Pick every line with "Песок" from the material below.

### Available data ###

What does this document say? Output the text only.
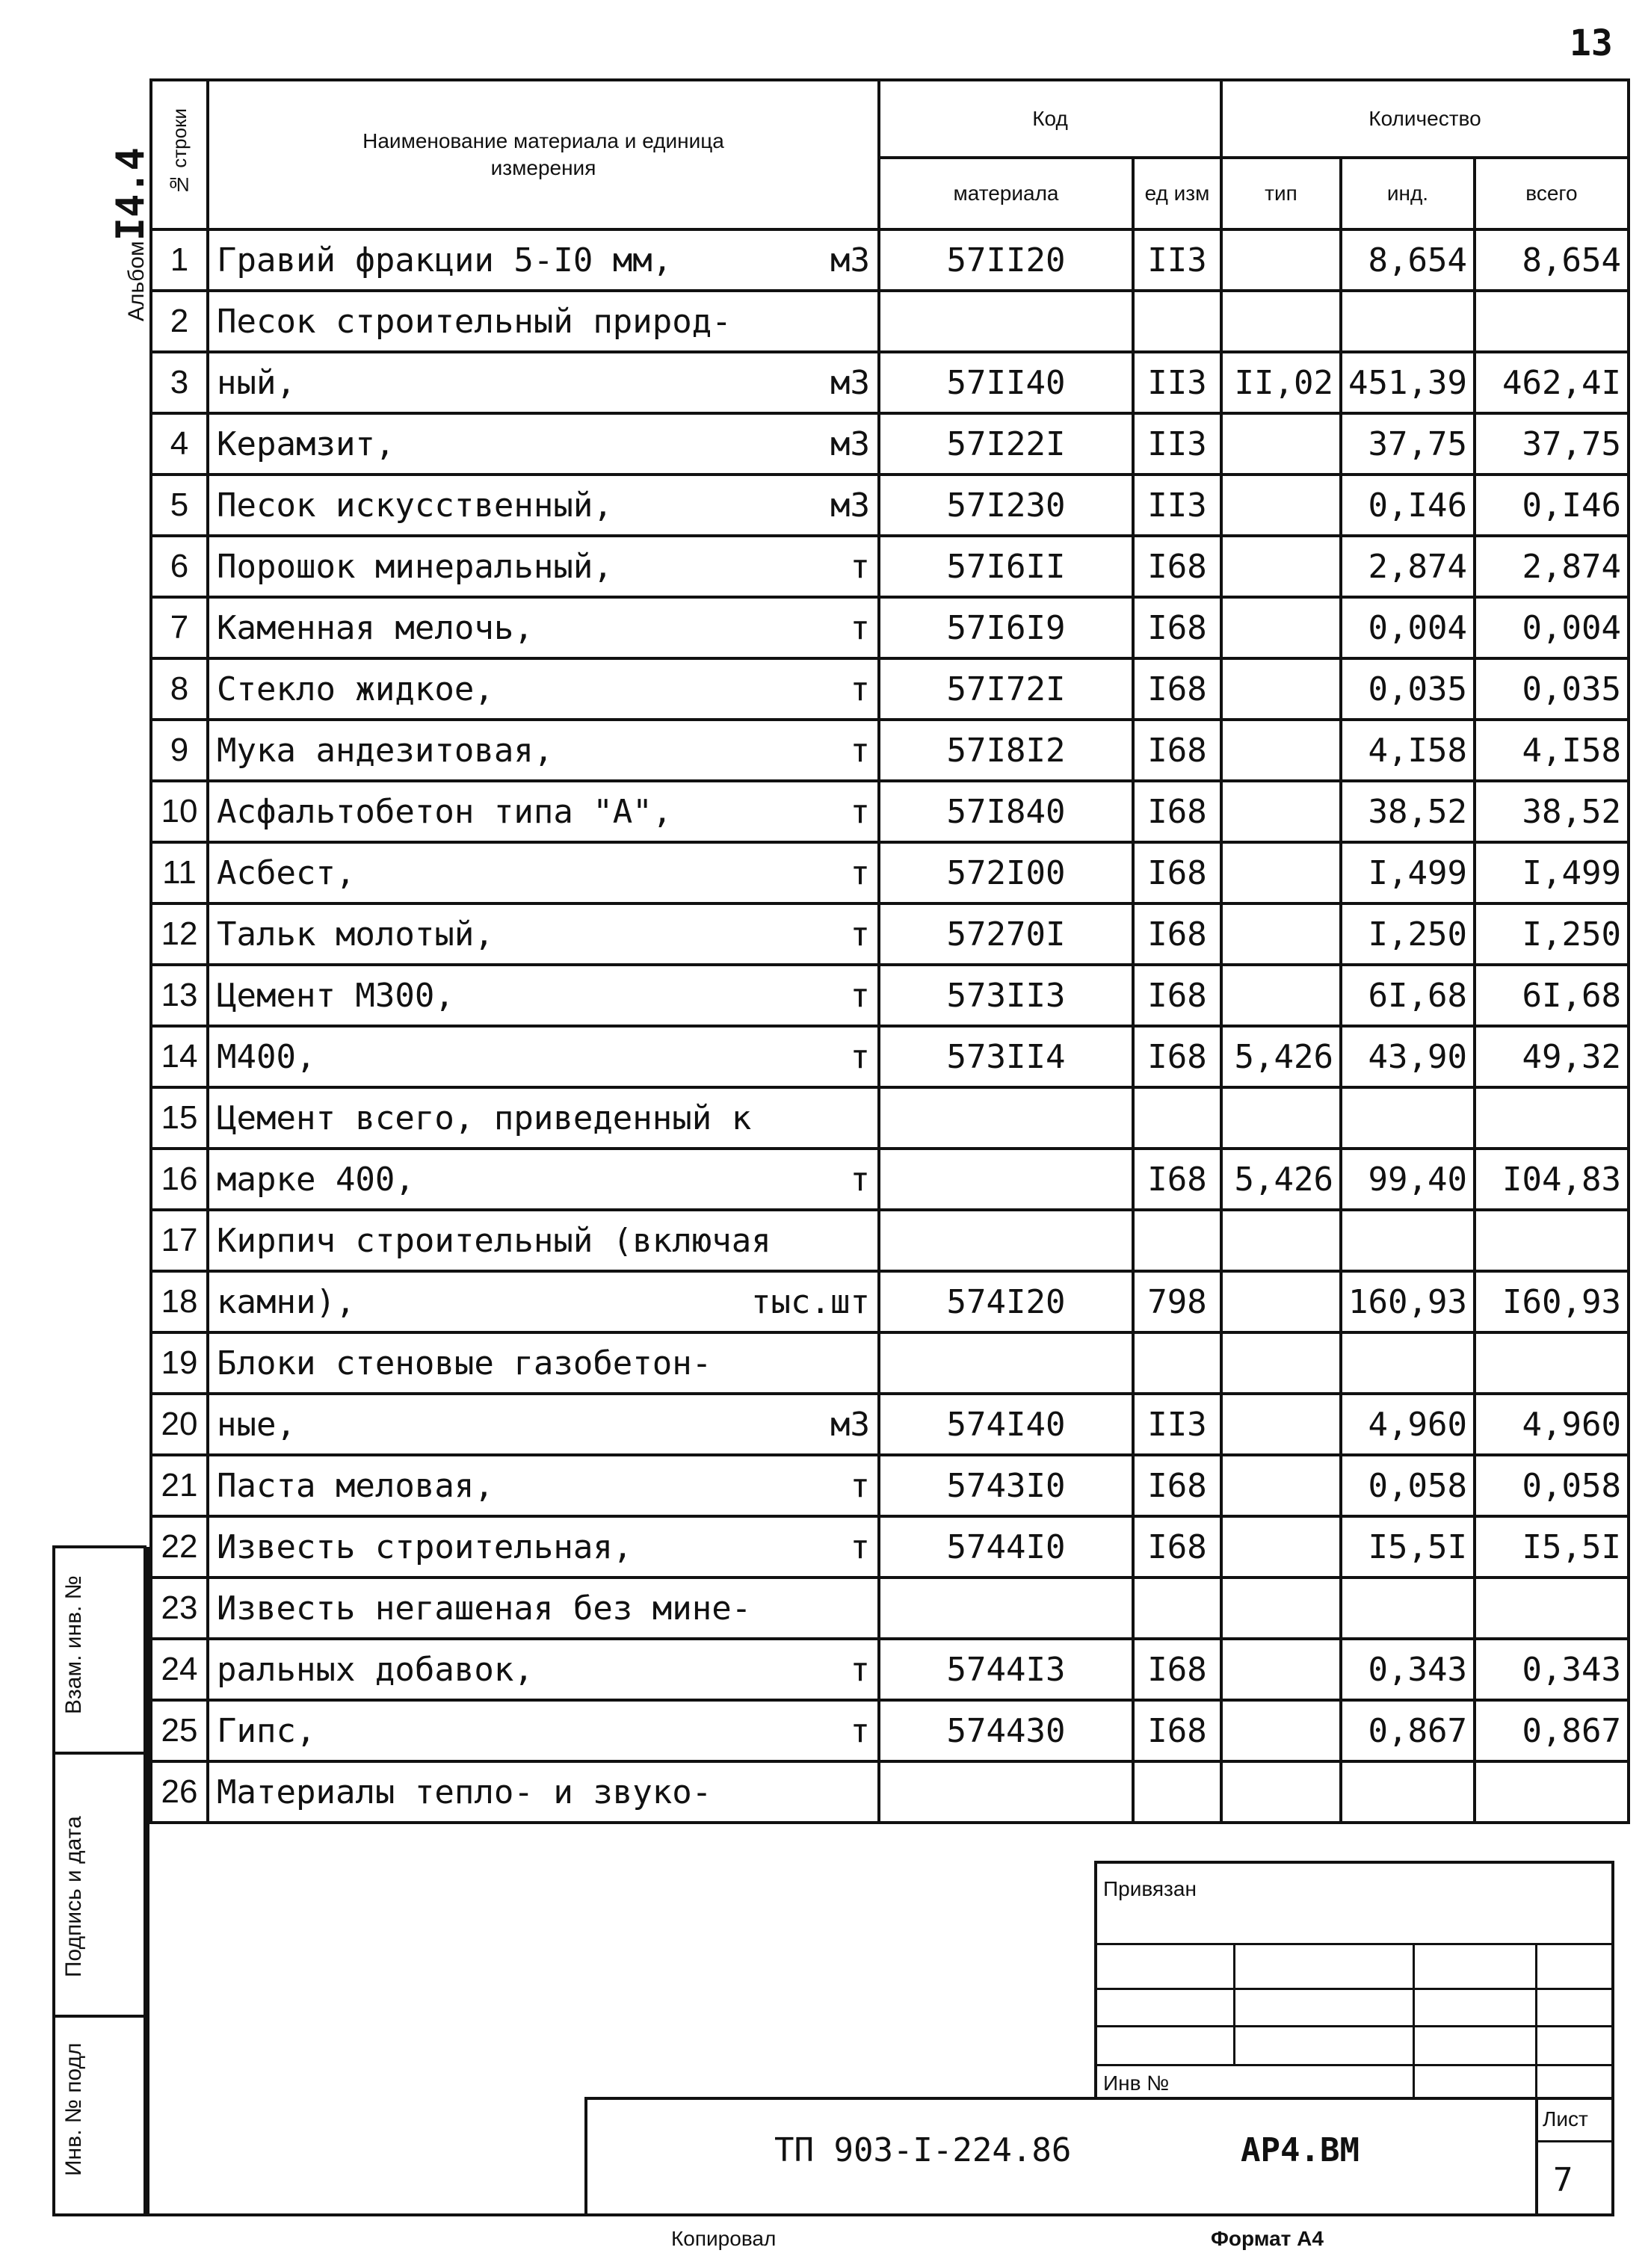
13
АльбомI4.4 № строки	Наименование материала и единица измерения	Код		Количество		
		материала	ед изм	тип	инд.	всего
1	Гравий фракции 5-I0 мм, м3	57II20	II3		8,654	8,654
2	Песок строительный природ-					

3	ный, м3	57II40	II3	II,02	451,39	462,4I
4	Керамзит, м3	57I22I	II3		37,75	37,75
5	Песок искусственный, м3	57I230	II3		0,I46	0,I46
6	Порошок минеральный, т	57I6II	I68		2,874	2,874
7	Каменная мелочь, т	57I6I9	I68		0,004	0,004
8	Стекло жидкое, т	57I72I	I68		0,035	0,035
9	Мука андезитовая, т	57I8I2	I68		4,I58	4,I58
10	Асфальтобетон типа "А", т	57I840	I68		38,52	38,52
11	Асбест, т	572I00	I68		I,499	I,499
12	Тальк молотый, т	57270I	I68		I,250	I,250
13	Цемент М300, т	573II3	I68		6I,68	6I,68
14	М400, т	573II4	I68	5,426	43,90	49,32
15	Цемент всего, приведенный к					

16	марке 400, т		I68	5,426	99,40	I04,83
17	Кирпич строительный (включая					

18	камни), тыс.шт	574I20	798		160,93	I60,93
19	Блоки стеновые газобетон-					

20	ные, м3	574I40	II3		4,960	4,960
21	Паста меловая, т	5743I0	I68		0,058	0,058
22	Известь строительная, т	5744I0	I68		I5,5I	I5,5I
23	Известь негашеная без мине-					

24	ральных добавок, т	5744I3	I68		0,343	0,343
25	Гипс, т	574430	I68		0,867	0,867
26	Материалы тепло- и звуко-					

Взам. инв. №
Подпись и дата
Инв. № подл
Привязан
Инв №
ТП 903-I-224.86	АР4.ВМ
Лист
7
Копировал	Формат А4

###

--- Written response ---
2	Песок строительный природ-					
5	Песок искусственный, м3	57I230	II3		0,I46	0,I46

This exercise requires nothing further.